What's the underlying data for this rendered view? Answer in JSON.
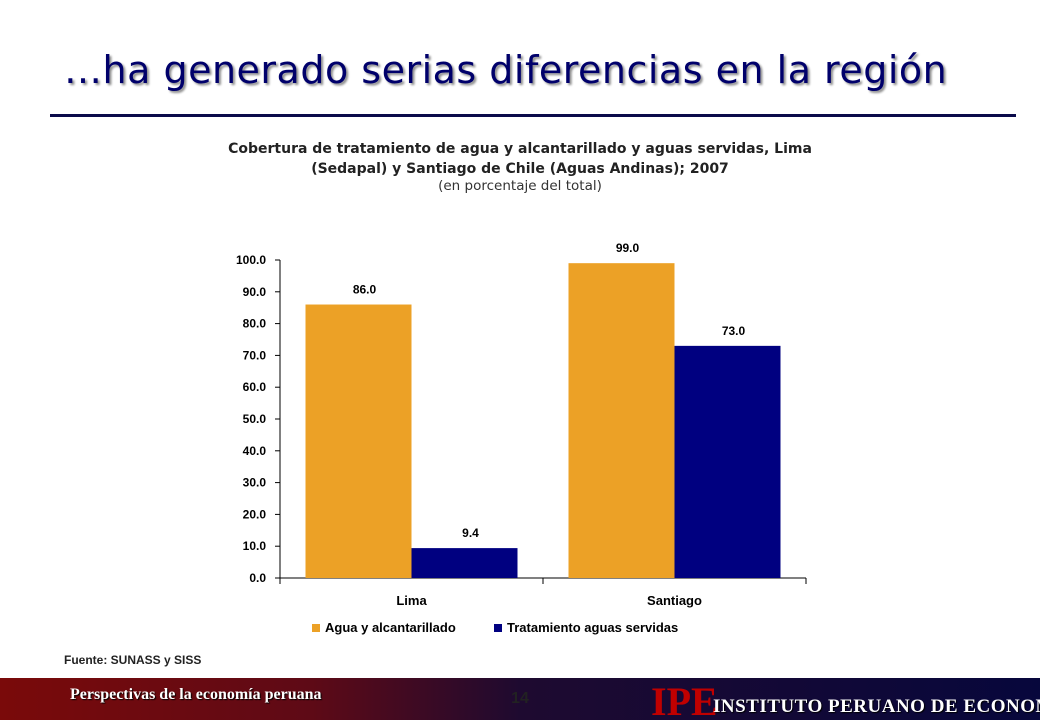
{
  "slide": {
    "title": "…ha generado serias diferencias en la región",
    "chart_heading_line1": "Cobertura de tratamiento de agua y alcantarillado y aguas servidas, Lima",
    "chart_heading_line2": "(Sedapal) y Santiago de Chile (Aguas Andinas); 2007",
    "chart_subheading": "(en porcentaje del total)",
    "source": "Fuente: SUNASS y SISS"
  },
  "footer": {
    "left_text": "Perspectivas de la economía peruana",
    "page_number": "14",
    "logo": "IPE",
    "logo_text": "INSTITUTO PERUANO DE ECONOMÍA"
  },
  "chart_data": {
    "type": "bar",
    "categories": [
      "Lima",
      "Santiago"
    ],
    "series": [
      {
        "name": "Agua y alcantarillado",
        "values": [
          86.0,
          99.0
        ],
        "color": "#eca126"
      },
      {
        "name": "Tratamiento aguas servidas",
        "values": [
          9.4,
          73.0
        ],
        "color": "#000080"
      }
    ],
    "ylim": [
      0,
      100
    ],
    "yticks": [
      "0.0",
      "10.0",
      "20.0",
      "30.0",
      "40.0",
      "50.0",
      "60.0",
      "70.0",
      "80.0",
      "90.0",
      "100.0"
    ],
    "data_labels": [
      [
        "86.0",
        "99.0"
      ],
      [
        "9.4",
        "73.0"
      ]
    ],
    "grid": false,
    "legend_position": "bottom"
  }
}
□ □ □ □ □
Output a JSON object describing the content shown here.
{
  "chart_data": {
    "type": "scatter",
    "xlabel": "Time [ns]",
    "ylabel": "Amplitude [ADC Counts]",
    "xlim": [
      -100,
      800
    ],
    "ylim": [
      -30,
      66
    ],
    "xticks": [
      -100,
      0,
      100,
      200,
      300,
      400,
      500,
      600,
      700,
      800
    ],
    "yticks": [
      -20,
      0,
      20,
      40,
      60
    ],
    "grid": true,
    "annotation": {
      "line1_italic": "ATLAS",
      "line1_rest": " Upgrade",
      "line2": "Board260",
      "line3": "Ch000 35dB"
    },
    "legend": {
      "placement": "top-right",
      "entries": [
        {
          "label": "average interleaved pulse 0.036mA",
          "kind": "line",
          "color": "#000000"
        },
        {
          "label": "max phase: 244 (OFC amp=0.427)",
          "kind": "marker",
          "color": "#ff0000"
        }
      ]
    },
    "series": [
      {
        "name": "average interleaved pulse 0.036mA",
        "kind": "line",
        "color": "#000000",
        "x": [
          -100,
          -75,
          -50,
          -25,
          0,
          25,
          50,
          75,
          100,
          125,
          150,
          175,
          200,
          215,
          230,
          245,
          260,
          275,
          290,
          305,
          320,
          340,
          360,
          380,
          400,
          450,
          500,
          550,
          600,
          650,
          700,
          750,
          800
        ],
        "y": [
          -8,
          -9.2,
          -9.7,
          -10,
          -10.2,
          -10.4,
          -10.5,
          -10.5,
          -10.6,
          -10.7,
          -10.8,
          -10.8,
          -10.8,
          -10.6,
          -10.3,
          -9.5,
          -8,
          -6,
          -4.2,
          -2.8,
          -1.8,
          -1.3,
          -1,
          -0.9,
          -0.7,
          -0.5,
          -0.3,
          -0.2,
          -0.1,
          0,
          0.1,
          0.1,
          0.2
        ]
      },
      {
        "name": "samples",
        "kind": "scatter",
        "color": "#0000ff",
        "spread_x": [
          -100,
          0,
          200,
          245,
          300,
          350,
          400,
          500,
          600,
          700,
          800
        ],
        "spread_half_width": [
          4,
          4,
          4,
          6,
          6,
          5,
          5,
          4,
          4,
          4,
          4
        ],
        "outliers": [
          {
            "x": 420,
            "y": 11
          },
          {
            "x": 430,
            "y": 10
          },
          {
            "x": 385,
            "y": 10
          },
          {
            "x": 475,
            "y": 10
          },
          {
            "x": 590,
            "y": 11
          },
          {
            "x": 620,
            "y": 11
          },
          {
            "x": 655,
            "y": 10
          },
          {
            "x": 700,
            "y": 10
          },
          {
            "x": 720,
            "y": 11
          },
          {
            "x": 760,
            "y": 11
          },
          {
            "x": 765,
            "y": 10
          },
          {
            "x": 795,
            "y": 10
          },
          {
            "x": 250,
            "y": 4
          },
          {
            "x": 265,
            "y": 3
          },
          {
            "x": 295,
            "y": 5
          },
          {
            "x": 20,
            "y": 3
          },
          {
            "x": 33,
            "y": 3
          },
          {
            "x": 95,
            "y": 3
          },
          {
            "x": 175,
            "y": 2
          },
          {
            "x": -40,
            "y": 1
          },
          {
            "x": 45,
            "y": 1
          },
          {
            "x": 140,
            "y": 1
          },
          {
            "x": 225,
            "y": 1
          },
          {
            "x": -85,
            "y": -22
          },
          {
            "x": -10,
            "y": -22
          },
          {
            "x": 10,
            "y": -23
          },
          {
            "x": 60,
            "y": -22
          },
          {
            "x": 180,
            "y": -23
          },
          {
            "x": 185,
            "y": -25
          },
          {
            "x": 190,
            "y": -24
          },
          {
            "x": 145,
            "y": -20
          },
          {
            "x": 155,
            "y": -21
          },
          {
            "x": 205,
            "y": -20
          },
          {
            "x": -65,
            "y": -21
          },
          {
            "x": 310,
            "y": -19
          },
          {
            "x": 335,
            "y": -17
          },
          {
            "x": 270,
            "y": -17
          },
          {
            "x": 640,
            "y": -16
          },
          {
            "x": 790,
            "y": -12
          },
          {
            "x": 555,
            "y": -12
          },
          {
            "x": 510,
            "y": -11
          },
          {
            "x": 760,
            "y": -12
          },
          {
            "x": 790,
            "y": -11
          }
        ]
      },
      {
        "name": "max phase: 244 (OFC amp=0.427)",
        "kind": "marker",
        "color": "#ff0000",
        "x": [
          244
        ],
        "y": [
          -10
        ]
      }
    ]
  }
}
□ □ □ □ □
Written request> Scan the material above. Return every line containing the string "JSON".

Response to this exercise>
What's the underlying data for this rendered view? Answer in JSON.
Output a JSON object describing the content shown here.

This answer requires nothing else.